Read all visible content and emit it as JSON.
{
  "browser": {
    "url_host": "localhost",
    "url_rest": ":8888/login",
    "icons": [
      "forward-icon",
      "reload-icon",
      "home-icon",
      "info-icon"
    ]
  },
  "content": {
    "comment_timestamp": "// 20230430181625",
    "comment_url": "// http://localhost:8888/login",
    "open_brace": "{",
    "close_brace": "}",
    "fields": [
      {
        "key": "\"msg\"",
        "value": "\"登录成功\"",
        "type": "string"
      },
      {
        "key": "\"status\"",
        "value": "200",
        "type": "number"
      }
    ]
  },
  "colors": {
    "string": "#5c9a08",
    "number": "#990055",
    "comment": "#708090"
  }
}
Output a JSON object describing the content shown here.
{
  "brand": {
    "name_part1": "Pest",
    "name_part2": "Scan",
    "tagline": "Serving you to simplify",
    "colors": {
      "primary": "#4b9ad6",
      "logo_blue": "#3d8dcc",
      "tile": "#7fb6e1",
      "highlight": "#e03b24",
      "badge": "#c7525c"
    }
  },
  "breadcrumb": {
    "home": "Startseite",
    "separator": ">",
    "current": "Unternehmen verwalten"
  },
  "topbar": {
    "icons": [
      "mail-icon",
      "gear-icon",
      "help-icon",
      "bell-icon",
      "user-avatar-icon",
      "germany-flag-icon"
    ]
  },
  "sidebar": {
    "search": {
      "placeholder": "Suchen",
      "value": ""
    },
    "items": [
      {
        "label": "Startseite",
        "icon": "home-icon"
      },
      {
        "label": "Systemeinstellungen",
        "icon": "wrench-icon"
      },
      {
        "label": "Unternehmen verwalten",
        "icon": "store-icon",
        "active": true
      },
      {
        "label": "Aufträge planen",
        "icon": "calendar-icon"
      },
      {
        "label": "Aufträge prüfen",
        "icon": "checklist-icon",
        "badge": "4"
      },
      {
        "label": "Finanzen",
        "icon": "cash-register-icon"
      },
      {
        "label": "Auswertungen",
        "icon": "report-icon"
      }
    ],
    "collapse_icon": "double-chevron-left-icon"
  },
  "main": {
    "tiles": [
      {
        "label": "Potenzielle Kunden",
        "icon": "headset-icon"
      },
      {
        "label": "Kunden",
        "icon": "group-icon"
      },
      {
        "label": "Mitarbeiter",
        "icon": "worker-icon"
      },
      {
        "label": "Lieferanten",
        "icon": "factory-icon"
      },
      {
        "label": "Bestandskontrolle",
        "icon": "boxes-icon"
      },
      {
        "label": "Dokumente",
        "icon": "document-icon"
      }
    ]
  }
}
+===+
## [What is needed]
Every line of the records that includes the word "JSON" should be gathered.

## [Finished answer]
Read all visible content and emit it as JSON.
Output a JSON object describing the content shown here.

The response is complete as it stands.